WORK REQUIRED →
Give the number of lines in the listing that hold the word "свиньи". Write nothing but that number.

RECORDS FOR THIS EXERCISE →

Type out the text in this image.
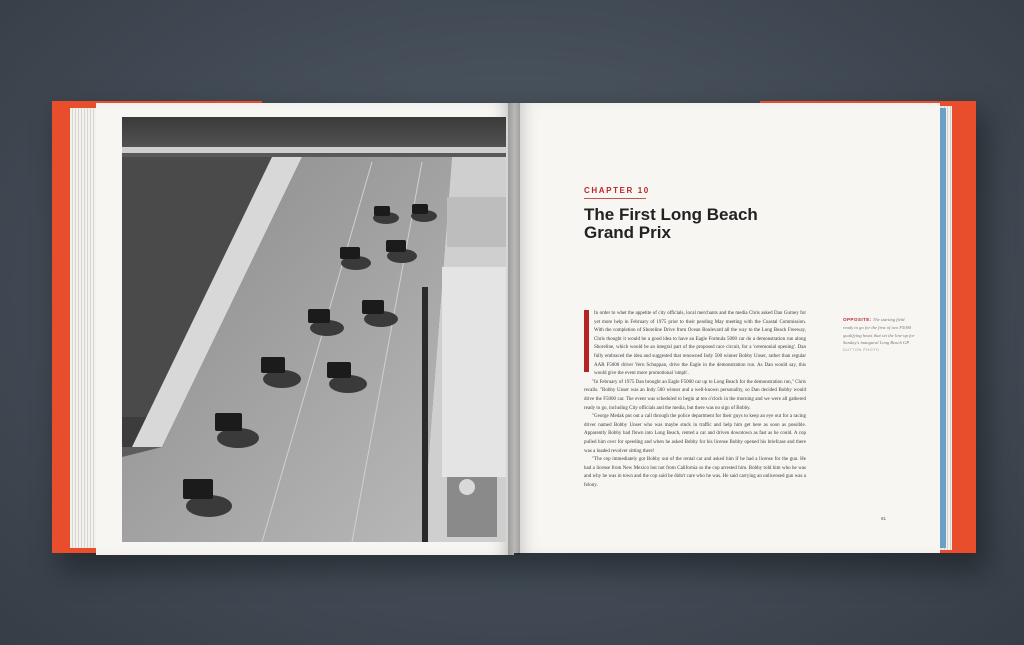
CHAPTER 10
The First Long Beach
Grand Prix

In order to whet the appetite of city officials, local merchants and the media Chris asked Dan Gurney for yet more help in February of 1975 prior to their pending May meeting with the Coastal Commission. With the completion of Shoreline Drive from Ocean Boulevard all the way to the Long Beach Freeway, Chris thought it would be a good idea to have an Eagle Formula 5000 car do a demonstration run along Shoreline, which would be an integral part of the proposed race circuit, for a 'ceremonial opening'. Dan fully embraced the idea and suggested that renowned Indy 500 winner Bobby Unser, rather than regular AAR F5000 driver Vern Schuppan, drive the Eagle in the demonstration run. As Dan would say, this would give the event more promotional 'umph'.

"In February of 1975 Dan brought an Eagle F5000 car up to Long Beach for the demonstration run," Chris recalls. "Bobby Unser was an Indy 500 winner and a well-known personality, so Dan decided Bobby would drive the F5000 car. The event was scheduled to begin at ten o'clock in the morning and we were all gathered ready to go, including City officials and the media, but there was no sign of Bobby.

"George Medak put out a call through the police department for their guys to keep an eye out for a racing driver named Bobby Unser who was maybe stuck in traffic and help him get here as soon as possible. Apparently Bobby had flown into Long Beach, rented a car and driven downtown as fast as he could. A cop pulled him over for speeding and when he asked Bobby for his license Bobby opened his briefcase and there was a loaded revolver sitting there!

"The cop immediately got Bobby out of the rental car and asked him if he had a license for the gun. He had a license from New Mexico but not from California so the cop arrested him. Bobby told him who he was and why he was in town and the cop said he didn't care who he was. He said carrying an unlicensed gun was a felony.

OPPOSITE: The starting field ready to go for the first of two F5000 qualifying heats that set the line-up for Sunday's inaugural Long Beach GP.
DUTTON PHOTO
81
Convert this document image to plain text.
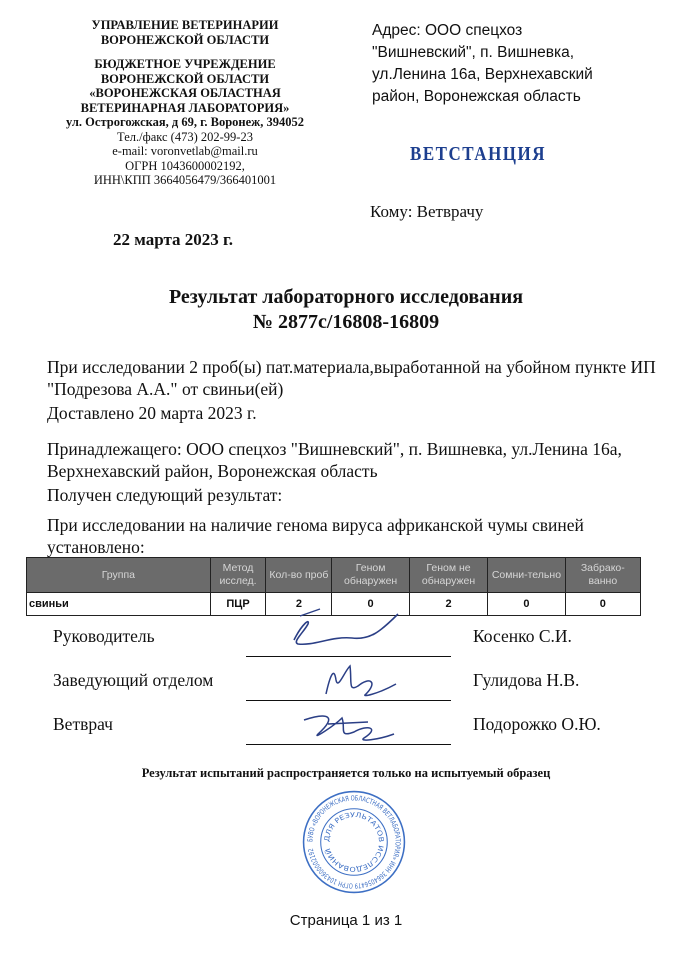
УПРАВЛЕНИЕ ВЕТЕРИНАРИИ
ВОРОНЕЖСКОЙ ОБЛАСТИ
БЮДЖЕТНОЕ УЧРЕЖДЕНИЕ
ВОРОНЕЖСКОЙ ОБЛАСТИ
«ВОРОНЕЖСКАЯ ОБЛАСТНАЯ
ВЕТЕРИНАРНАЯ ЛАБОРАТОРИЯ»
ул. Острогожская, д 69, г. Воронеж, 394052
Тел./факс (473) 202-99-23
e-mail: voronvetlab@mail.ru
ОГРН 1043600002192,
ИНН\КПП 3664056479/366401001
Адрес: ООО спецхоз
"Вишневский", п. Вишневка,
ул.Ленина 16а, Верхнехавский
район, Воронежская область
ВЕТСТАНЦИЯ
Кому: Ветврачу
22 марта 2023 г.
Результат лабораторного исследования
№ 2877с/16808-16809
При исследовании 2 проб(ы) пат.материала,выработанной на убойном пункте ИП "Подрезова А.А." от свиньи(ей)
Доставлено 20 марта 2023 г.
Принадлежащего: ООО спецхоз "Вишневский", п. Вишневка, ул.Ленина 16а, Верхнехавский район, Воронежская область
Получен следующий результат:
При исследовании на наличие генома вируса африканской чумы свиней установлено:
Группа	Метод исслед.	Кол-во проб	Геном обнаружен	Геном не обнаружен	Сомни-тельно	Забрако-ванно
свиньи	ПЦР	2	0	2	0	0
Руководитель	Косенко С.И.
Заведующий отделом	Гулидова Н.В.
Ветврач	Подорожко О.Ю.
Результат испытаний распространяется только на испытуемый образец
БУВО «ВОРОНЕЖСКАЯ ОБЛАСТНАЯ ВЕТЛАБОРАТОРИЯ» ИНН 3664056479 ОГРН 1043600002192
ДЛЯ РЕЗУЛЬТАТОВ ИССЛЕДОВАНИЙ
Страница 1 из 1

TASK SOLUTION →
2